• The problem
The records below are to be repeated in full, exactly as they are.

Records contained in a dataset
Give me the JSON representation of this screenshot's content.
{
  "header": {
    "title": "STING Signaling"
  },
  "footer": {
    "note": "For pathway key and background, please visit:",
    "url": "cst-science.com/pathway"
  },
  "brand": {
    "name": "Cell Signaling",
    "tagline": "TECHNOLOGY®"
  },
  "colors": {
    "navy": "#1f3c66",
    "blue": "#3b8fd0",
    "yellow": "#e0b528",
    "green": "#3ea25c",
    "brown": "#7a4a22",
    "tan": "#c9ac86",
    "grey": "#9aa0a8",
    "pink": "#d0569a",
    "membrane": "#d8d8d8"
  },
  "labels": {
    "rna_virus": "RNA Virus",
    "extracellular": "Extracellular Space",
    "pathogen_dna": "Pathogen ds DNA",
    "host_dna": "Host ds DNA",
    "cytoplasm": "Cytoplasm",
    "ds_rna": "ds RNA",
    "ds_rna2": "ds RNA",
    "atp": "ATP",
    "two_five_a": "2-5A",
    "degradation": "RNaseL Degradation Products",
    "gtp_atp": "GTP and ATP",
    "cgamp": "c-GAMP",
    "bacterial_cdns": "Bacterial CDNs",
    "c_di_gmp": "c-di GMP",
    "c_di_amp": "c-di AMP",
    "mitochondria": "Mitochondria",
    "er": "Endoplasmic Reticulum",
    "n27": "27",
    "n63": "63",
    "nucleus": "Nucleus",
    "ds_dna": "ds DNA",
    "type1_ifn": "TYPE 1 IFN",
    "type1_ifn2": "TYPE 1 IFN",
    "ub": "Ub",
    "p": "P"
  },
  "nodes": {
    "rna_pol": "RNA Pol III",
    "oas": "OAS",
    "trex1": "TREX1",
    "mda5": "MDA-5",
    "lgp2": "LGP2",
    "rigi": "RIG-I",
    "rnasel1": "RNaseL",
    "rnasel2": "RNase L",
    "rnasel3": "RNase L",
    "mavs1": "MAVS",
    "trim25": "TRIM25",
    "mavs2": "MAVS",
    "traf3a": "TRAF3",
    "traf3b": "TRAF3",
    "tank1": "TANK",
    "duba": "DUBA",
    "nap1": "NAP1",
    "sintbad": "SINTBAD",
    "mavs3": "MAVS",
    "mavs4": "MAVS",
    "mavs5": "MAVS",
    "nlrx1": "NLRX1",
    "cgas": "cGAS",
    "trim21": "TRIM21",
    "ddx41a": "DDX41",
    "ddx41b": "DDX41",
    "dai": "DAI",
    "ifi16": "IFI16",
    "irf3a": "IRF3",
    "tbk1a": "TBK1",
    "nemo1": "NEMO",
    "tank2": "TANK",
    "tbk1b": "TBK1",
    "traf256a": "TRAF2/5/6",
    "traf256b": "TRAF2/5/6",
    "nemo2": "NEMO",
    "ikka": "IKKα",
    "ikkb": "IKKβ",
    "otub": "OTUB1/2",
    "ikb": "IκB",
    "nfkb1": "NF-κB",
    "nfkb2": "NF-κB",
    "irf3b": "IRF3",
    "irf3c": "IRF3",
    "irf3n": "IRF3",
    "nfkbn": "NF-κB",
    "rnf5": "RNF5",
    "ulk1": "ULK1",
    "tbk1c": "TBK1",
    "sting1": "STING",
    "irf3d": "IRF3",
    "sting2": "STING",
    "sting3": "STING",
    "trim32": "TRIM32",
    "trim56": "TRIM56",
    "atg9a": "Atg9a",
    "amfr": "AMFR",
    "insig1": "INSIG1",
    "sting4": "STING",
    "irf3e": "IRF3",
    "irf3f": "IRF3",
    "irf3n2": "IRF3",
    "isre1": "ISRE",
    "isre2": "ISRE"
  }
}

• Exercise output
Give me the JSON representation of this screenshot's content.
{
  "header": {
    "title": "STING Signaling"
  },
  "footer": {
    "note": "For pathway key and background, please visit:",
    "url": "cst-science.com/pathway"
  },
  "brand": {
    "name": "Cell Signaling",
    "tagline": "TECHNOLOGY®"
  },
  "colors": {
    "navy": "#1f3c66",
    "blue": "#3b8fd0",
    "yellow": "#e0b528",
    "green": "#3ea25c",
    "brown": "#7a4a22",
    "tan": "#c9ac86",
    "grey": "#9aa0a8",
    "pink": "#d0569a",
    "membrane": "#d8d8d8"
  },
  "labels": {
    "rna_virus": "RNA Virus",
    "extracellular": "Extracellular Space",
    "pathogen_dna": "Pathogen ds DNA",
    "host_dna": "Host ds DNA",
    "cytoplasm": "Cytoplasm",
    "ds_rna": "ds RNA",
    "ds_rna2": "ds RNA",
    "atp": "ATP",
    "two_five_a": "2-5A",
    "degradation": "RNaseL Degradation Products",
    "gtp_atp": "GTP and ATP",
    "cgamp": "c-GAMP",
    "bacterial_cdns": "Bacterial CDNs",
    "c_di_gmp": "c-di GMP",
    "c_di_amp": "c-di AMP",
    "mitochondria": "Mitochondria",
    "er": "Endoplasmic Reticulum",
    "n27": "27",
    "n63": "63",
    "nucleus": "Nucleus",
    "ds_dna": "ds DNA",
    "type1_ifn": "TYPE 1 IFN",
    "type1_ifn2": "TYPE 1 IFN",
    "ub": "Ub",
    "p": "P"
  },
  "nodes": {
    "rna_pol": "RNA Pol III",
    "oas": "OAS",
    "trex1": "TREX1",
    "mda5": "MDA-5",
    "lgp2": "LGP2",
    "rigi": "RIG-I",
    "rnasel1": "RNaseL",
    "rnasel2": "RNase L",
    "rnasel3": "RNase L",
    "mavs1": "MAVS",
    "trim25": "TRIM25",
    "mavs2": "MAVS",
    "traf3a": "TRAF3",
    "traf3b": "TRAF3",
    "tank1": "TANK",
    "duba": "DUBA",
    "nap1": "NAP1",
    "sintbad": "SINTBAD",
    "mavs3": "MAVS",
    "mavs4": "MAVS",
    "mavs5": "MAVS",
    "nlrx1": "NLRX1",
    "cgas": "cGAS",
    "trim21": "TRIM21",
    "ddx41a": "DDX41",
    "ddx41b": "DDX41",
    "dai": "DAI",
    "ifi16": "IFI16",
    "irf3a": "IRF3",
    "tbk1a": "TBK1",
    "nemo1": "NEMO",
    "tank2": "TANK",
    "tbk1b": "TBK1",
    "traf256a": "TRAF2/5/6",
    "traf256b": "TRAF2/5/6",
    "nemo2": "NEMO",
    "ikka": "IKKα",
    "ikkb": "IKKβ",
    "otub": "OTUB1/2",
    "ikb": "IκB",
    "nfkb1": "NF-κB",
    "nfkb2": "NF-κB",
    "irf3b": "IRF3",
    "irf3c": "IRF3",
    "irf3n": "IRF3",
    "nfkbn": "NF-κB",
    "rnf5": "RNF5",
    "ulk1": "ULK1",
    "tbk1c": "TBK1",
    "sting1": "STING",
    "irf3d": "IRF3",
    "sting2": "STING",
    "sting3": "STING",
    "trim32": "TRIM32",
    "trim56": "TRIM56",
    "atg9a": "Atg9a",
    "amfr": "AMFR",
    "insig1": "INSIG1",
    "sting4": "STING",
    "irf3e": "IRF3",
    "irf3f": "IRF3",
    "irf3n2": "IRF3",
    "isre1": "ISRE",
    "isre2": "ISRE"
  }
}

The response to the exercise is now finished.